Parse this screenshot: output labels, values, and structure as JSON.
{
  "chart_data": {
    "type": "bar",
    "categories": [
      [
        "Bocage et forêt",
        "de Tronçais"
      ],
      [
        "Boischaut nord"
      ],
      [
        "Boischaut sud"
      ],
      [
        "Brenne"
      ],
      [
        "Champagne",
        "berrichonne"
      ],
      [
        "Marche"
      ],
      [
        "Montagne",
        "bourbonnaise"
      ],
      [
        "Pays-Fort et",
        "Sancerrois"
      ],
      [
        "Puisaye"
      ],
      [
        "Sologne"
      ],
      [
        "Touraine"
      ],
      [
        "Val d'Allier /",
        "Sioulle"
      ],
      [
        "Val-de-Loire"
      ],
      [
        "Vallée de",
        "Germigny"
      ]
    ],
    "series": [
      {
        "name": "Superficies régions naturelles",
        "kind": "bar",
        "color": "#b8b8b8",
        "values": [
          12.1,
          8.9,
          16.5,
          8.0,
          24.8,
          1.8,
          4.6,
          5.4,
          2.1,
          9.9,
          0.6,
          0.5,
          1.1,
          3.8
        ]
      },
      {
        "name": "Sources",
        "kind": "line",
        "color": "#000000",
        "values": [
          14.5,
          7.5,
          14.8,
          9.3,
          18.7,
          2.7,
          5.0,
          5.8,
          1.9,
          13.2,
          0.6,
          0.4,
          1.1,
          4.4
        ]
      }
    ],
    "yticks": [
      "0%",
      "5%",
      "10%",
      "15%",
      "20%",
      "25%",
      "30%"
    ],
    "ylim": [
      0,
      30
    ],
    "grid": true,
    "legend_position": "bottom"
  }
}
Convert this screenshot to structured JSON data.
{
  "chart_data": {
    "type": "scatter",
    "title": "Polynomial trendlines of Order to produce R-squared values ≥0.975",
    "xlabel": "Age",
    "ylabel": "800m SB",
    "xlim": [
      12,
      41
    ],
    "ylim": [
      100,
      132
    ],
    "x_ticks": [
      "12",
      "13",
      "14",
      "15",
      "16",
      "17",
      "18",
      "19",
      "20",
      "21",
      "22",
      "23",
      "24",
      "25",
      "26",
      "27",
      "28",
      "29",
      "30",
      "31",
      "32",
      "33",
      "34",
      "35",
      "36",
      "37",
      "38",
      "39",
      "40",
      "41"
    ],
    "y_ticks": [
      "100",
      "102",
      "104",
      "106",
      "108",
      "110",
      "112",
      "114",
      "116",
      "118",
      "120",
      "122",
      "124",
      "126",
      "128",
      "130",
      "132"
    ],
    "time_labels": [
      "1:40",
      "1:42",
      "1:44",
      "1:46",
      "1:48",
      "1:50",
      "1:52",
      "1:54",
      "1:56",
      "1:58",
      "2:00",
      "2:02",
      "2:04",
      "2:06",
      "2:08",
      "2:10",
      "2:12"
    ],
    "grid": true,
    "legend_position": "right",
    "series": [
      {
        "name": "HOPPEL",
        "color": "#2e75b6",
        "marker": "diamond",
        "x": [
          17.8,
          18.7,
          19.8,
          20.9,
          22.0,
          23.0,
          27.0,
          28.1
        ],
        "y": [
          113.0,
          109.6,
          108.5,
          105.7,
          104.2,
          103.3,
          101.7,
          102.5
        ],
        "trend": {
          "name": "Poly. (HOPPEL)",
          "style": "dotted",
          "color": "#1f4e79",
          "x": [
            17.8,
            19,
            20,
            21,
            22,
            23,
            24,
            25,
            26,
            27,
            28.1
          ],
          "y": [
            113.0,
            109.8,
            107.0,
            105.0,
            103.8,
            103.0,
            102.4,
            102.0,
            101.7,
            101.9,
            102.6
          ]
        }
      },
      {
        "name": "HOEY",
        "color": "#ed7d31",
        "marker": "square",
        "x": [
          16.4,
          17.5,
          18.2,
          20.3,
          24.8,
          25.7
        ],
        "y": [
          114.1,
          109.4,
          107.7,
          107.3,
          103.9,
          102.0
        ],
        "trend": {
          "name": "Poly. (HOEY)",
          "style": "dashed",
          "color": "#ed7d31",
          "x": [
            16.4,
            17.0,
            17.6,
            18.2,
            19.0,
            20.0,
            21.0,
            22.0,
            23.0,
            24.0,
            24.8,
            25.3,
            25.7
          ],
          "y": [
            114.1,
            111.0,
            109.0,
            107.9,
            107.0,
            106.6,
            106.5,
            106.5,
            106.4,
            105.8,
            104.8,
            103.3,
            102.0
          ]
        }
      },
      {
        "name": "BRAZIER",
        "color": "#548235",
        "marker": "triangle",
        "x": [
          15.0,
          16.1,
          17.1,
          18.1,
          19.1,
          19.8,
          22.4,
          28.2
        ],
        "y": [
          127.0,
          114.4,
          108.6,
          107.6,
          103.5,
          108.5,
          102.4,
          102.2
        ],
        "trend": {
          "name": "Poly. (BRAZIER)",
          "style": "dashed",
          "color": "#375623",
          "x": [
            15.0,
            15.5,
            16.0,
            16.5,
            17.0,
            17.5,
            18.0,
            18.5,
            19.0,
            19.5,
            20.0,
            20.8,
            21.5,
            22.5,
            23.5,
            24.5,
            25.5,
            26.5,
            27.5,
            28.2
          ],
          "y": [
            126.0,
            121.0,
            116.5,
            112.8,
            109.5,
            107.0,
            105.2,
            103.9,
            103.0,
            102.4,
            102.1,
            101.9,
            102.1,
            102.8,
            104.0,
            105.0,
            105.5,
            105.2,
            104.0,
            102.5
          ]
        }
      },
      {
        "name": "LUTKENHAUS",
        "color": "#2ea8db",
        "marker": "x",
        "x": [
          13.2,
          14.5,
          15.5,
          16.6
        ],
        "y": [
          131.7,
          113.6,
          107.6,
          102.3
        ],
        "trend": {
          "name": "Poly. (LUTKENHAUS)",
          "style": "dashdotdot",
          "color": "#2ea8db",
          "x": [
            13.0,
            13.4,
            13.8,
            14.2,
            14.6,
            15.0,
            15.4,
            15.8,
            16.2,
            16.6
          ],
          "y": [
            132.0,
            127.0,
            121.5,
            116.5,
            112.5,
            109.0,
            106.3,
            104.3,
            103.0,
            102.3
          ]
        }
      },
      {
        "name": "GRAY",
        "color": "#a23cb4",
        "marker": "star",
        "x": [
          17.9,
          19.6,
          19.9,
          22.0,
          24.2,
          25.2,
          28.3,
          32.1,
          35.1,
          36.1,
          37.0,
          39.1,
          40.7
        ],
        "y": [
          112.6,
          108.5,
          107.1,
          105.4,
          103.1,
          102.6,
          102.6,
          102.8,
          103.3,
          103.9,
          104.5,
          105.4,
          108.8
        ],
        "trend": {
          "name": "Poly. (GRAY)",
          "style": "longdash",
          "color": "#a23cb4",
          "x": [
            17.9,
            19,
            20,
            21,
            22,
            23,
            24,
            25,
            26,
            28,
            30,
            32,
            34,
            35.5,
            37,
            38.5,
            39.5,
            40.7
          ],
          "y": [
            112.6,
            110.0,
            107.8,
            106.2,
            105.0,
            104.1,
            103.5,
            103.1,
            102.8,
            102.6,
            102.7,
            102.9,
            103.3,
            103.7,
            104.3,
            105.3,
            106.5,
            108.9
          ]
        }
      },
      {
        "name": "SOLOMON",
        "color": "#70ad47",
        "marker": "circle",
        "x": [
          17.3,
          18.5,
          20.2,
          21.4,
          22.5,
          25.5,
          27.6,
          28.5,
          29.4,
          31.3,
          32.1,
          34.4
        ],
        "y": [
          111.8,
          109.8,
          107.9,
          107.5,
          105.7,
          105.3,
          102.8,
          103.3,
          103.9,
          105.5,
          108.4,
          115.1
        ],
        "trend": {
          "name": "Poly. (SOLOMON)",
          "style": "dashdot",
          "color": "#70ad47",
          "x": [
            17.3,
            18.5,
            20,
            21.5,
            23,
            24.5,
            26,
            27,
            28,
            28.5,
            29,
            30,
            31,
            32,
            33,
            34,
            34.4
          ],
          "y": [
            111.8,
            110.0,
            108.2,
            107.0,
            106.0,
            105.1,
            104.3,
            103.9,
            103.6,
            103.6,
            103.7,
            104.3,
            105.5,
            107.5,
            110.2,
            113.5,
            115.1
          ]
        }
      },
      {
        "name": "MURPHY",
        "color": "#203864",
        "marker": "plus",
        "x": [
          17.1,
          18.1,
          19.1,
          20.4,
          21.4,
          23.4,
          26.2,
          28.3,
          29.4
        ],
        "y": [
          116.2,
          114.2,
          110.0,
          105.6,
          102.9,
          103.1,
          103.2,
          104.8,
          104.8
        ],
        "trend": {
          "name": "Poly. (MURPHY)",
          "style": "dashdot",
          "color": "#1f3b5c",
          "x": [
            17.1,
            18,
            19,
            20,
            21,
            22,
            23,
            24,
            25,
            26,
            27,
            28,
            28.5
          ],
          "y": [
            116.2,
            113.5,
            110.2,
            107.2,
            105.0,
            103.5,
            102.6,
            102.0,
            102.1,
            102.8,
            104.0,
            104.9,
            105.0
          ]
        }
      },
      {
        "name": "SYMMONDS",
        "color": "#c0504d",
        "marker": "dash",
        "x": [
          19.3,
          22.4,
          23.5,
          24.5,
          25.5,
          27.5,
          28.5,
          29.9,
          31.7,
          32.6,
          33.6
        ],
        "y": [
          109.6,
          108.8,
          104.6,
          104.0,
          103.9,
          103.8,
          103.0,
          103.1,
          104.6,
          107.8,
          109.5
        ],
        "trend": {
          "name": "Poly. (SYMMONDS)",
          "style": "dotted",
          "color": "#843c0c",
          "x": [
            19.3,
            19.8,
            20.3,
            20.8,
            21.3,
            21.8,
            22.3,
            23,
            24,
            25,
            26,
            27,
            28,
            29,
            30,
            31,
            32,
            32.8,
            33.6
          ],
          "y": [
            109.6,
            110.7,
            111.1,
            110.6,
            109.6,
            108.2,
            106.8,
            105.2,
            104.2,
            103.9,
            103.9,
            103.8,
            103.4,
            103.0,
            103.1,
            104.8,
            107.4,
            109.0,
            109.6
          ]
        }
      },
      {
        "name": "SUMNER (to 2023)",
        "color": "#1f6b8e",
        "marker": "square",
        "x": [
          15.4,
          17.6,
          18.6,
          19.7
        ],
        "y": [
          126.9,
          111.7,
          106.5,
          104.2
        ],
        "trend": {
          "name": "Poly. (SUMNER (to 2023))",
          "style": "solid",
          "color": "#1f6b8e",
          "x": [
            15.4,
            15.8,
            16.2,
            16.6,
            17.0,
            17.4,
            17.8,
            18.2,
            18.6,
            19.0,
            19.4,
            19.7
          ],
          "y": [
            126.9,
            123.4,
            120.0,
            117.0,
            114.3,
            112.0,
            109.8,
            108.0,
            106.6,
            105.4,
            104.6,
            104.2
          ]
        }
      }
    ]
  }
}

PROBLEM TO SOLVE => Reproduce every line from the entries that holds the word "JSON".

FINISHED TASK =>
Parse this screenshot: output labels, values, and structure as JSON.
Convert this screenshot to structured JSON data.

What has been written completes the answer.